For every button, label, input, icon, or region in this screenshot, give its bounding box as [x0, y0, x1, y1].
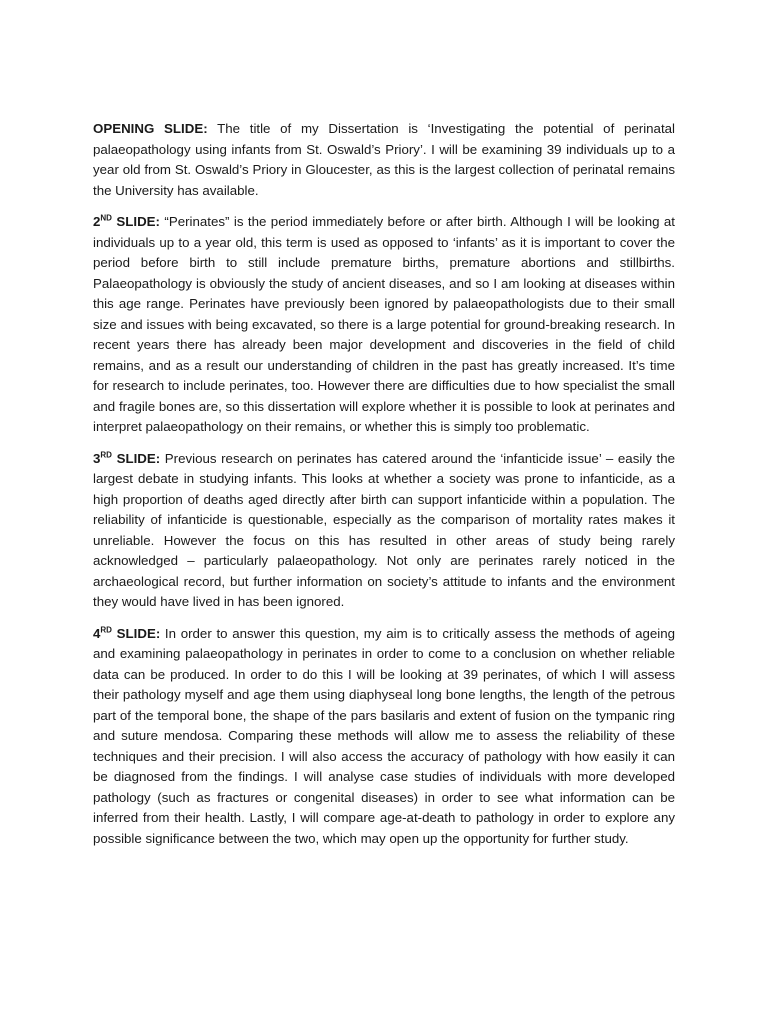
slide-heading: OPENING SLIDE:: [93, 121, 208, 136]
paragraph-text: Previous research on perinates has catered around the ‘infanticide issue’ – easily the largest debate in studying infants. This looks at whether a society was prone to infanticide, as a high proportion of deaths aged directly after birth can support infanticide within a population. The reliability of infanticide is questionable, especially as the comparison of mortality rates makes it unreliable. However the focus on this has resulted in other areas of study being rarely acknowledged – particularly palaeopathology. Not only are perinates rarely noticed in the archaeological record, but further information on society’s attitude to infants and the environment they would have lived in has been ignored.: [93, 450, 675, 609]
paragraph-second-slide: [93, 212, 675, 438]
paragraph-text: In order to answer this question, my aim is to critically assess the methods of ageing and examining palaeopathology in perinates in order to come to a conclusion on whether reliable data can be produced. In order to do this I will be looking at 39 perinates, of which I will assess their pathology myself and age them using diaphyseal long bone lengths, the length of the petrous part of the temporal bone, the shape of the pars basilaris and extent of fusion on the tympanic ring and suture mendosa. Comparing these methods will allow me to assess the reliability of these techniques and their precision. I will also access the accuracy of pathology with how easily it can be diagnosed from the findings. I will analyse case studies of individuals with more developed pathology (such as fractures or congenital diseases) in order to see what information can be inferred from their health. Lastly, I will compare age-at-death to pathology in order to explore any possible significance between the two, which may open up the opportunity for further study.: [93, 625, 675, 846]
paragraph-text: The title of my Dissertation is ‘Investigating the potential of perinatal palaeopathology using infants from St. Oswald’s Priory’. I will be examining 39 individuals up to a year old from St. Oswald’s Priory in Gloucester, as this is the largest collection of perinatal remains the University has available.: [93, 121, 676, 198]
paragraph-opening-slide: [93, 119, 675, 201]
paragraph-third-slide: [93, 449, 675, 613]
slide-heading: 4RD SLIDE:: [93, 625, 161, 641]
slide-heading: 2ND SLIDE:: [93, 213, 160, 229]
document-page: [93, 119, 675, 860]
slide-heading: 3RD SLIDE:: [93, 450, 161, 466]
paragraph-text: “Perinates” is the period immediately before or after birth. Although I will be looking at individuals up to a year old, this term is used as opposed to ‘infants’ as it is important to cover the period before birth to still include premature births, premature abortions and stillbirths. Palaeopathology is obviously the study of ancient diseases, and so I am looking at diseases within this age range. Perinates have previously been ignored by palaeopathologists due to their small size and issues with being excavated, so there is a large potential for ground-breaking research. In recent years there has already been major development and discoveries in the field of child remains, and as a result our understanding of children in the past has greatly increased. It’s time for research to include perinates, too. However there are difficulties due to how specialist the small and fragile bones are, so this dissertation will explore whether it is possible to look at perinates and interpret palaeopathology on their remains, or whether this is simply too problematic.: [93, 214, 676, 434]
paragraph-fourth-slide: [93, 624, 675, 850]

########################################

_Given task_
Can you return the listing lines verbatim, beginning at the line that contains "slide-heading: OPENING SLIDE:: [93, 121, 208, 136]" and stopping after the line that contains "paragraph-text: In order"?

_Full output_
slide-heading: OPENING SLIDE:: [93, 121, 208, 136]
paragraph-text: Previous research on perinates has catered around the ‘infanticide issue’ – easily the largest debate in studying infants. This looks at whether a society was prone to infanticide, as a high proportion of deaths aged directly after birth can support infanticide within a population. The reliability of infanticide is questionable, especially as the comparison of mortality rates makes it unreliable. However the focus on this has resulted in other areas of study being rarely acknowledged – particularly palaeopathology. Not only are perinates rarely noticed in the archaeological record, but further information on society’s attitude to infants and the environment they would have lived in has been ignored.: [93, 450, 675, 609]
paragraph-second-slide: [93, 212, 675, 438]
paragraph-text: In order to answer this question, my aim is to critically assess the methods of ageing and examining palaeopathology in perinates in order to come to a conclusion on whether reliable data can be produced. In order to do this I will be looking at 39 perinates, of which I will assess their pathology myself and age them using diaphyseal long bone lengths, the length of the petrous part of the temporal bone, the shape of the pars basilaris and extent of fusion on the tympanic ring and suture mendosa. Comparing these methods will allow me to assess the reliability of these techniques and their precision. I will also access the accuracy of pathology with how easily it can be diagnosed from the findings. I will analyse case studies of individuals with more developed pathology (such as fractures or congenital diseases) in order to see what information can be inferred from their health. Lastly, I will compare age-at-death to pathology in order to explore any possible significance between the two, which may open up the opportunity for further study.: [93, 625, 675, 846]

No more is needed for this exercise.